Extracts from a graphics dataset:
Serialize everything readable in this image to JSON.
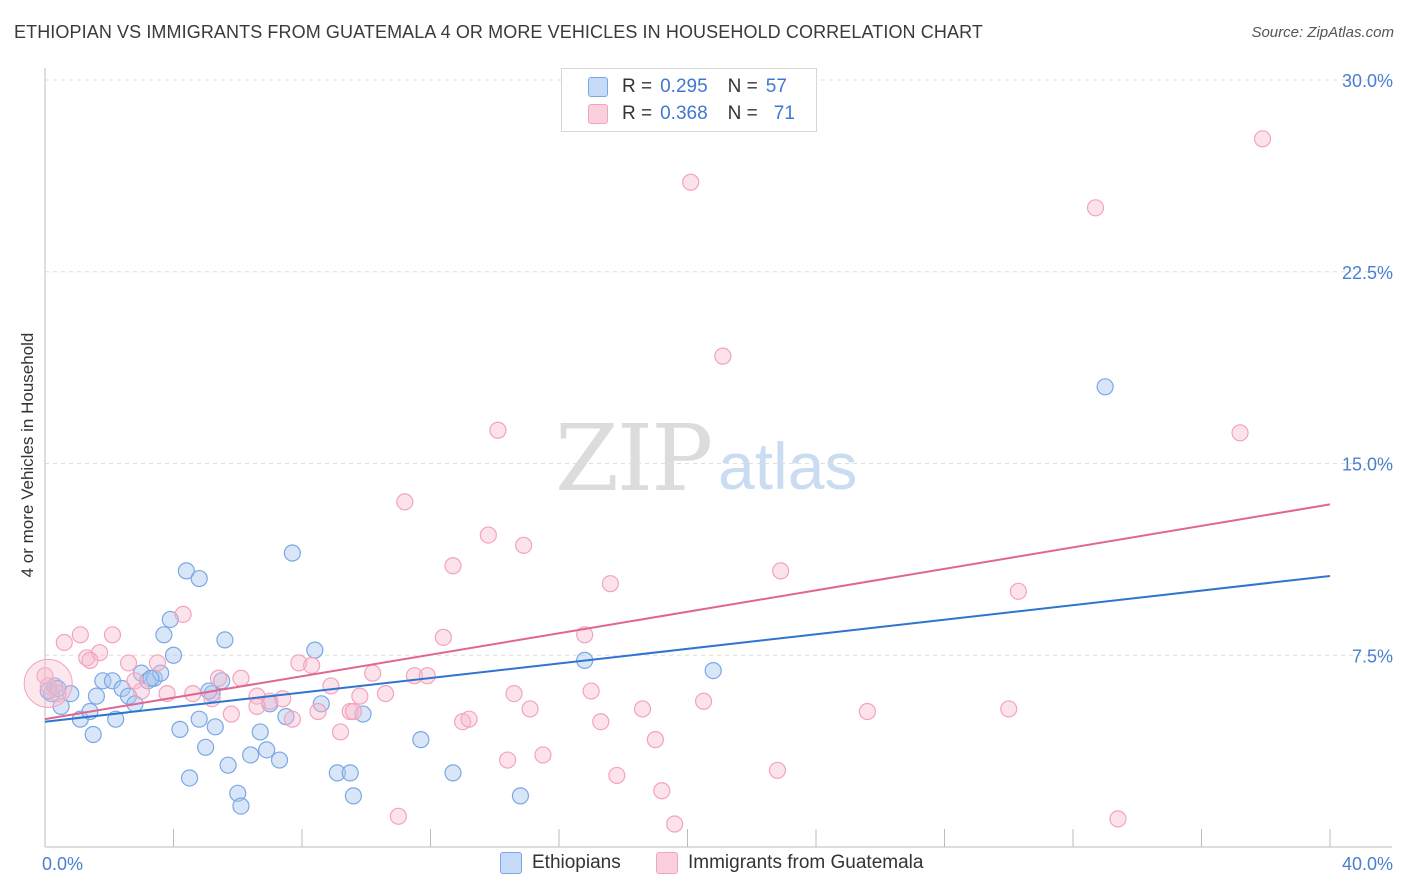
{
  "header": {
    "title": "ETHIOPIAN VS IMMIGRANTS FROM GUATEMALA 4 OR MORE VEHICLES IN HOUSEHOLD CORRELATION CHART",
    "source": "Source: ZipAtlas.com"
  },
  "watermark": {
    "zip": "ZIP",
    "atlas": "atlas"
  },
  "legend": {
    "rows": [
      {
        "r_label": "R =",
        "r_value": "0.295",
        "n_label": "N =",
        "n_value": "57",
        "color": "#a9c8f0"
      },
      {
        "r_label": "R =",
        "r_value": "0.368",
        "n_label": "N =",
        "n_value": "71",
        "color": "#f7b9cc"
      }
    ]
  },
  "bottom_legend": {
    "series1": "Ethiopians",
    "series2": "Immigrants from Guatemala"
  },
  "chart_data": {
    "type": "scatter",
    "title": "ETHIOPIAN VS IMMIGRANTS FROM GUATEMALA 4 OR MORE VEHICLES IN HOUSEHOLD CORRELATION CHART",
    "xlabel": "",
    "ylabel": "4 or more Vehicles in Household",
    "xlim": [
      0,
      40
    ],
    "ylim": [
      0,
      30
    ],
    "x_tick_labels": [
      "0.0%",
      "40.0%"
    ],
    "y_ticks": [
      7.5,
      15.0,
      22.5,
      30.0
    ],
    "y_tick_labels": [
      "7.5%",
      "15.0%",
      "22.5%",
      "30.0%"
    ],
    "grid": "horizontal dashed",
    "legend_position": "top-center",
    "series": [
      {
        "name": "Ethiopians",
        "color": "#7aa8e6",
        "line_color": "#2f74d0",
        "trend": {
          "x": [
            0,
            40
          ],
          "y": [
            4.9,
            10.6
          ]
        },
        "points": [
          [
            0.2,
            6.0
          ],
          [
            0.3,
            6.3
          ],
          [
            0.5,
            5.5
          ],
          [
            0.8,
            6.0
          ],
          [
            1.1,
            5.0
          ],
          [
            1.4,
            5.3
          ],
          [
            1.6,
            5.9
          ],
          [
            1.5,
            4.4
          ],
          [
            1.8,
            6.5
          ],
          [
            2.2,
            5.0
          ],
          [
            2.1,
            6.5
          ],
          [
            2.4,
            6.2
          ],
          [
            2.6,
            5.9
          ],
          [
            2.8,
            5.6
          ],
          [
            3.0,
            6.8
          ],
          [
            3.2,
            6.5
          ],
          [
            3.4,
            6.6
          ],
          [
            3.6,
            6.8
          ],
          [
            3.7,
            8.3
          ],
          [
            3.9,
            8.9
          ],
          [
            4.0,
            7.5
          ],
          [
            4.2,
            4.6
          ],
          [
            4.4,
            10.8
          ],
          [
            4.5,
            2.7
          ],
          [
            4.8,
            10.5
          ],
          [
            4.8,
            5.0
          ],
          [
            5.0,
            3.9
          ],
          [
            5.2,
            6.0
          ],
          [
            5.3,
            4.7
          ],
          [
            5.5,
            6.5
          ],
          [
            5.6,
            8.1
          ],
          [
            5.7,
            3.2
          ],
          [
            6.0,
            2.1
          ],
          [
            6.1,
            1.6
          ],
          [
            6.4,
            3.6
          ],
          [
            6.7,
            4.5
          ],
          [
            6.9,
            3.8
          ],
          [
            7.0,
            5.6
          ],
          [
            7.3,
            3.4
          ],
          [
            7.5,
            5.1
          ],
          [
            7.7,
            11.5
          ],
          [
            8.4,
            7.7
          ],
          [
            8.6,
            5.6
          ],
          [
            9.1,
            2.9
          ],
          [
            9.5,
            2.9
          ],
          [
            9.6,
            2.0
          ],
          [
            9.9,
            5.2
          ],
          [
            11.7,
            4.2
          ],
          [
            12.7,
            2.9
          ],
          [
            14.8,
            2.0
          ],
          [
            16.8,
            7.3
          ],
          [
            20.8,
            6.9
          ],
          [
            33.0,
            18.0
          ],
          [
            0.1,
            6.1
          ],
          [
            0.4,
            6.2
          ],
          [
            3.3,
            6.6
          ],
          [
            5.1,
            6.1
          ]
        ]
      },
      {
        "name": "Immigrants from Guatemala",
        "color": "#f3a3bd",
        "line_color": "#e06690",
        "trend": {
          "x": [
            0,
            40
          ],
          "y": [
            5.0,
            13.4
          ]
        },
        "points": [
          [
            0.1,
            6.3
          ],
          [
            0.4,
            6.0
          ],
          [
            0.6,
            8.0
          ],
          [
            1.1,
            8.3
          ],
          [
            1.3,
            7.4
          ],
          [
            1.7,
            7.6
          ],
          [
            2.1,
            8.3
          ],
          [
            2.6,
            7.2
          ],
          [
            2.8,
            6.5
          ],
          [
            3.0,
            6.1
          ],
          [
            3.5,
            7.2
          ],
          [
            3.8,
            6.0
          ],
          [
            4.3,
            9.1
          ],
          [
            4.6,
            6.0
          ],
          [
            5.2,
            5.8
          ],
          [
            5.4,
            6.6
          ],
          [
            5.8,
            5.2
          ],
          [
            6.1,
            6.6
          ],
          [
            6.6,
            5.9
          ],
          [
            7.0,
            5.7
          ],
          [
            7.4,
            5.8
          ],
          [
            7.7,
            5.0
          ],
          [
            7.9,
            7.2
          ],
          [
            8.3,
            7.1
          ],
          [
            8.5,
            5.3
          ],
          [
            8.9,
            6.3
          ],
          [
            9.2,
            4.5
          ],
          [
            9.5,
            5.3
          ],
          [
            9.8,
            5.9
          ],
          [
            10.2,
            6.8
          ],
          [
            10.6,
            6.0
          ],
          [
            11.0,
            1.2
          ],
          [
            11.2,
            13.5
          ],
          [
            11.5,
            6.7
          ],
          [
            11.9,
            6.7
          ],
          [
            12.4,
            8.2
          ],
          [
            12.7,
            11.0
          ],
          [
            13.0,
            4.9
          ],
          [
            13.2,
            5.0
          ],
          [
            13.8,
            12.2
          ],
          [
            14.1,
            16.3
          ],
          [
            14.4,
            3.4
          ],
          [
            14.6,
            6.0
          ],
          [
            14.9,
            11.8
          ],
          [
            15.1,
            5.4
          ],
          [
            15.5,
            3.6
          ],
          [
            16.8,
            8.3
          ],
          [
            17.0,
            6.1
          ],
          [
            17.3,
            4.9
          ],
          [
            17.6,
            10.3
          ],
          [
            17.8,
            2.8
          ],
          [
            18.6,
            5.4
          ],
          [
            19.0,
            4.2
          ],
          [
            19.2,
            2.2
          ],
          [
            19.6,
            0.9
          ],
          [
            20.1,
            26.0
          ],
          [
            20.5,
            5.7
          ],
          [
            21.1,
            19.2
          ],
          [
            22.9,
            10.8
          ],
          [
            22.8,
            3.0
          ],
          [
            25.6,
            5.3
          ],
          [
            30.0,
            5.4
          ],
          [
            30.3,
            10.0
          ],
          [
            32.7,
            25.0
          ],
          [
            33.4,
            1.1
          ],
          [
            37.2,
            16.2
          ],
          [
            37.9,
            27.7
          ],
          [
            0.0,
            6.7
          ],
          [
            1.4,
            7.3
          ],
          [
            6.6,
            5.5
          ],
          [
            9.6,
            5.3
          ]
        ]
      }
    ]
  }
}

> _What this task involves_
Each entry shown above must be quoted exactly, with its pictures left out.

> _Answer to this problem_
Serialize everything readable in this image to JSON.
{
  "header": {
    "title": "ETHIOPIAN VS IMMIGRANTS FROM GUATEMALA 4 OR MORE VEHICLES IN HOUSEHOLD CORRELATION CHART",
    "source": "Source: ZipAtlas.com"
  },
  "watermark": {
    "zip": "ZIP",
    "atlas": "atlas"
  },
  "legend": {
    "rows": [
      {
        "r_label": "R =",
        "r_value": "0.295",
        "n_label": "N =",
        "n_value": "57",
        "color": "#a9c8f0"
      },
      {
        "r_label": "R =",
        "r_value": "0.368",
        "n_label": "N =",
        "n_value": "71",
        "color": "#f7b9cc"
      }
    ]
  },
  "bottom_legend": {
    "series1": "Ethiopians",
    "series2": "Immigrants from Guatemala"
  },
  "chart_data": {
    "type": "scatter",
    "title": "ETHIOPIAN VS IMMIGRANTS FROM GUATEMALA 4 OR MORE VEHICLES IN HOUSEHOLD CORRELATION CHART",
    "xlabel": "",
    "ylabel": "4 or more Vehicles in Household",
    "xlim": [
      0,
      40
    ],
    "ylim": [
      0,
      30
    ],
    "x_tick_labels": [
      "0.0%",
      "40.0%"
    ],
    "y_ticks": [
      7.5,
      15.0,
      22.5,
      30.0
    ],
    "y_tick_labels": [
      "7.5%",
      "15.0%",
      "22.5%",
      "30.0%"
    ],
    "grid": "horizontal dashed",
    "legend_position": "top-center",
    "series": [
      {
        "name": "Ethiopians",
        "color": "#7aa8e6",
        "line_color": "#2f74d0",
        "trend": {
          "x": [
            0,
            40
          ],
          "y": [
            4.9,
            10.6
          ]
        },
        "points": [
          [
            0.2,
            6.0
          ],
          [
            0.3,
            6.3
          ],
          [
            0.5,
            5.5
          ],
          [
            0.8,
            6.0
          ],
          [
            1.1,
            5.0
          ],
          [
            1.4,
            5.3
          ],
          [
            1.6,
            5.9
          ],
          [
            1.5,
            4.4
          ],
          [
            1.8,
            6.5
          ],
          [
            2.2,
            5.0
          ],
          [
            2.1,
            6.5
          ],
          [
            2.4,
            6.2
          ],
          [
            2.6,
            5.9
          ],
          [
            2.8,
            5.6
          ],
          [
            3.0,
            6.8
          ],
          [
            3.2,
            6.5
          ],
          [
            3.4,
            6.6
          ],
          [
            3.6,
            6.8
          ],
          [
            3.7,
            8.3
          ],
          [
            3.9,
            8.9
          ],
          [
            4.0,
            7.5
          ],
          [
            4.2,
            4.6
          ],
          [
            4.4,
            10.8
          ],
          [
            4.5,
            2.7
          ],
          [
            4.8,
            10.5
          ],
          [
            4.8,
            5.0
          ],
          [
            5.0,
            3.9
          ],
          [
            5.2,
            6.0
          ],
          [
            5.3,
            4.7
          ],
          [
            5.5,
            6.5
          ],
          [
            5.6,
            8.1
          ],
          [
            5.7,
            3.2
          ],
          [
            6.0,
            2.1
          ],
          [
            6.1,
            1.6
          ],
          [
            6.4,
            3.6
          ],
          [
            6.7,
            4.5
          ],
          [
            6.9,
            3.8
          ],
          [
            7.0,
            5.6
          ],
          [
            7.3,
            3.4
          ],
          [
            7.5,
            5.1
          ],
          [
            7.7,
            11.5
          ],
          [
            8.4,
            7.7
          ],
          [
            8.6,
            5.6
          ],
          [
            9.1,
            2.9
          ],
          [
            9.5,
            2.9
          ],
          [
            9.6,
            2.0
          ],
          [
            9.9,
            5.2
          ],
          [
            11.7,
            4.2
          ],
          [
            12.7,
            2.9
          ],
          [
            14.8,
            2.0
          ],
          [
            16.8,
            7.3
          ],
          [
            20.8,
            6.9
          ],
          [
            33.0,
            18.0
          ],
          [
            0.1,
            6.1
          ],
          [
            0.4,
            6.2
          ],
          [
            3.3,
            6.6
          ],
          [
            5.1,
            6.1
          ]
        ]
      },
      {
        "name": "Immigrants from Guatemala",
        "color": "#f3a3bd",
        "line_color": "#e06690",
        "trend": {
          "x": [
            0,
            40
          ],
          "y": [
            5.0,
            13.4
          ]
        },
        "points": [
          [
            0.1,
            6.3
          ],
          [
            0.4,
            6.0
          ],
          [
            0.6,
            8.0
          ],
          [
            1.1,
            8.3
          ],
          [
            1.3,
            7.4
          ],
          [
            1.7,
            7.6
          ],
          [
            2.1,
            8.3
          ],
          [
            2.6,
            7.2
          ],
          [
            2.8,
            6.5
          ],
          [
            3.0,
            6.1
          ],
          [
            3.5,
            7.2
          ],
          [
            3.8,
            6.0
          ],
          [
            4.3,
            9.1
          ],
          [
            4.6,
            6.0
          ],
          [
            5.2,
            5.8
          ],
          [
            5.4,
            6.6
          ],
          [
            5.8,
            5.2
          ],
          [
            6.1,
            6.6
          ],
          [
            6.6,
            5.9
          ],
          [
            7.0,
            5.7
          ],
          [
            7.4,
            5.8
          ],
          [
            7.7,
            5.0
          ],
          [
            7.9,
            7.2
          ],
          [
            8.3,
            7.1
          ],
          [
            8.5,
            5.3
          ],
          [
            8.9,
            6.3
          ],
          [
            9.2,
            4.5
          ],
          [
            9.5,
            5.3
          ],
          [
            9.8,
            5.9
          ],
          [
            10.2,
            6.8
          ],
          [
            10.6,
            6.0
          ],
          [
            11.0,
            1.2
          ],
          [
            11.2,
            13.5
          ],
          [
            11.5,
            6.7
          ],
          [
            11.9,
            6.7
          ],
          [
            12.4,
            8.2
          ],
          [
            12.7,
            11.0
          ],
          [
            13.0,
            4.9
          ],
          [
            13.2,
            5.0
          ],
          [
            13.8,
            12.2
          ],
          [
            14.1,
            16.3
          ],
          [
            14.4,
            3.4
          ],
          [
            14.6,
            6.0
          ],
          [
            14.9,
            11.8
          ],
          [
            15.1,
            5.4
          ],
          [
            15.5,
            3.6
          ],
          [
            16.8,
            8.3
          ],
          [
            17.0,
            6.1
          ],
          [
            17.3,
            4.9
          ],
          [
            17.6,
            10.3
          ],
          [
            17.8,
            2.8
          ],
          [
            18.6,
            5.4
          ],
          [
            19.0,
            4.2
          ],
          [
            19.2,
            2.2
          ],
          [
            19.6,
            0.9
          ],
          [
            20.1,
            26.0
          ],
          [
            20.5,
            5.7
          ],
          [
            21.1,
            19.2
          ],
          [
            22.9,
            10.8
          ],
          [
            22.8,
            3.0
          ],
          [
            25.6,
            5.3
          ],
          [
            30.0,
            5.4
          ],
          [
            30.3,
            10.0
          ],
          [
            32.7,
            25.0
          ],
          [
            33.4,
            1.1
          ],
          [
            37.2,
            16.2
          ],
          [
            37.9,
            27.7
          ],
          [
            0.0,
            6.7
          ],
          [
            1.4,
            7.3
          ],
          [
            6.6,
            5.5
          ],
          [
            9.6,
            5.3
          ]
        ]
      }
    ]
  }
}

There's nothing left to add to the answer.